§ Work to do
Every record must be written out once more, with nothing added or omitted.

— start of Entries supplied —

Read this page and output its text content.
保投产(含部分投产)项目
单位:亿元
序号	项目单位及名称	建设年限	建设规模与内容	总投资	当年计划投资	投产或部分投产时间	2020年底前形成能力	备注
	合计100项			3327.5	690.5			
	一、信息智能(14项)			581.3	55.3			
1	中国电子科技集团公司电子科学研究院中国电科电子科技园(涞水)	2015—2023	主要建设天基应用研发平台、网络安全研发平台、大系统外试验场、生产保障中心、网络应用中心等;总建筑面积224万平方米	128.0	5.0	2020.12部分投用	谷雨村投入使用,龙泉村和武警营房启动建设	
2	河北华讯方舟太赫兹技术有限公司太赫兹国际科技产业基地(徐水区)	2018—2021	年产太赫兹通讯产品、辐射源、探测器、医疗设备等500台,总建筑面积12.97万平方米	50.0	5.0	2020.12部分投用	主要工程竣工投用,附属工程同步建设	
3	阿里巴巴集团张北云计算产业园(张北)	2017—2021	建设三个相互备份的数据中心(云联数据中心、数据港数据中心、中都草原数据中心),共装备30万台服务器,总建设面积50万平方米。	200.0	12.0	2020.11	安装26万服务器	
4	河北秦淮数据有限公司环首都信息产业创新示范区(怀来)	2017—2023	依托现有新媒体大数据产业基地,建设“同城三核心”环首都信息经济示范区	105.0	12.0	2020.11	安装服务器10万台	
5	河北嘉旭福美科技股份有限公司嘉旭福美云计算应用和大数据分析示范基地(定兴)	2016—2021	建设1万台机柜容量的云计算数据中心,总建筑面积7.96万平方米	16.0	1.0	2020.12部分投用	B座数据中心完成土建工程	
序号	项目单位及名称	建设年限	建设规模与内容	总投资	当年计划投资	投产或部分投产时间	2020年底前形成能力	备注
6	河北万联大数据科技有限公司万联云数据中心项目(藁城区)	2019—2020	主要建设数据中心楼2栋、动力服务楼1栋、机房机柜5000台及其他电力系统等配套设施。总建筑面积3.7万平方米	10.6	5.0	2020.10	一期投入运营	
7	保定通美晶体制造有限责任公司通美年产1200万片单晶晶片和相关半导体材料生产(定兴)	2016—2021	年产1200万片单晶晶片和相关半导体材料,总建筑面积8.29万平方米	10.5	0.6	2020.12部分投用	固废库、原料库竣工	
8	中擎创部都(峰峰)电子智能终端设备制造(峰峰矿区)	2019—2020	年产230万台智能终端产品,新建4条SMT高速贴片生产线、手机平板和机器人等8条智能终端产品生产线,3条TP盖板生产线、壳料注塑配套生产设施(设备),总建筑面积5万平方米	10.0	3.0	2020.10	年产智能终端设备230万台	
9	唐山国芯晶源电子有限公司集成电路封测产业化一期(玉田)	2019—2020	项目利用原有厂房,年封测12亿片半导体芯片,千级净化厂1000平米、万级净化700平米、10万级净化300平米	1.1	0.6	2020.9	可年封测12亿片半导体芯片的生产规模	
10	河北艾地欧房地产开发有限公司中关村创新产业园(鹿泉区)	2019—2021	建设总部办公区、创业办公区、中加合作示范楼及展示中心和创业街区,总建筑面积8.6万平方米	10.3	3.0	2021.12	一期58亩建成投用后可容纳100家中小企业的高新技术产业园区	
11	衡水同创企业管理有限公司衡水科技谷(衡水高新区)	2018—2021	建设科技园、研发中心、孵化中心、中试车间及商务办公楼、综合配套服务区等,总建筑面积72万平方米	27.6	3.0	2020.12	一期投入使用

— end of Entries supplied —

§ Response to the task
Read this page and output its text content.
保投产(含部分投产)项目
单位:亿元
序号	项目单位及名称	建设年限	建设规模与内容	总投资	当年计划投资	投产或部分投产时间	2020年底前形成能力	备注
	合计100项			3327.5	690.5			
	一、信息智能(14项)			581.3	55.3			
1	中国电子科技集团公司电子科学研究院中国电科电子科技园(涞水)	2015—2023	主要建设天基应用研发平台、网络安全研发平台、大系统外试验场、生产保障中心、网络应用中心等;总建筑面积224万平方米	128.0	5.0	2020.12部分投用	谷雨村投入使用,龙泉村和武警营房启动建设	
2	河北华讯方舟太赫兹技术有限公司太赫兹国际科技产业基地(徐水区)	2018—2021	年产太赫兹通讯产品、辐射源、探测器、医疗设备等500台,总建筑面积12.97万平方米	50.0	5.0	2020.12部分投用	主要工程竣工投用,附属工程同步建设	
3	阿里巴巴集团张北云计算产业园(张北)	2017—2021	建设三个相互备份的数据中心(云联数据中心、数据港数据中心、中都草原数据中心),共装备30万台服务器,总建设面积50万平方米。	200.0	12.0	2020.11	安装26万服务器	
4	河北秦淮数据有限公司环首都信息产业创新示范区(怀来)	2017—2023	依托现有新媒体大数据产业基地,建设“同城三核心”环首都信息经济示范区	105.0	12.0	2020.11	安装服务器10万台	
5	河北嘉旭福美科技股份有限公司嘉旭福美云计算应用和大数据分析示范基地(定兴)	2016—2021	建设1万台机柜容量的云计算数据中心,总建筑面积7.96万平方米	16.0	1.0	2020.12部分投用	B座数据中心完成土建工程	
序号	项目单位及名称	建设年限	建设规模与内容	总投资	当年计划投资	投产或部分投产时间	2020年底前形成能力	备注
6	河北万联大数据科技有限公司万联云数据中心项目(藁城区)	2019—2020	主要建设数据中心楼2栋、动力服务楼1栋、机房机柜5000台及其他电力系统等配套设施。总建筑面积3.7万平方米	10.6	5.0	2020.10	一期投入运营	
7	保定通美晶体制造有限责任公司通美年产1200万片单晶晶片和相关半导体材料生产(定兴)	2016—2021	年产1200万片单晶晶片和相关半导体材料,总建筑面积8.29万平方米	10.5	0.6	2020.12部分投用	固废库、原料库竣工	
8	中擎创部都(峰峰)电子智能终端设备制造(峰峰矿区)	2019—2020	年产230万台智能终端产品,新建4条SMT高速贴片生产线、手机平板和机器人等8条智能终端产品生产线,3条TP盖板生产线、壳料注塑配套生产设施(设备),总建筑面积5万平方米	10.0	3.0	2020.10	年产智能终端设备230万台	
9	唐山国芯晶源电子有限公司集成电路封测产业化一期(玉田)	2019—2020	项目利用原有厂房,年封测12亿片半导体芯片,千级净化厂1000平米、万级净化700平米、10万级净化300平米	1.1	0.6	2020.9	可年封测12亿片半导体芯片的生产规模	
10	河北艾地欧房地产开发有限公司中关村创新产业园(鹿泉区)	2019—2021	建设总部办公区、创业办公区、中加合作示范楼及展示中心和创业街区,总建筑面积8.6万平方米	10.3	3.0	2021.12	一期58亩建成投用后可容纳100家中小企业的高新技术产业园区	
11	衡水同创企业管理有限公司衡水科技谷(衡水高新区)	2018—2021	建设科技园、研发中心、孵化中心、中试车间及商务办公楼、综合配套服务区等,总建筑面积72万平方米	27.6	3.0	2020.12	一期投入使用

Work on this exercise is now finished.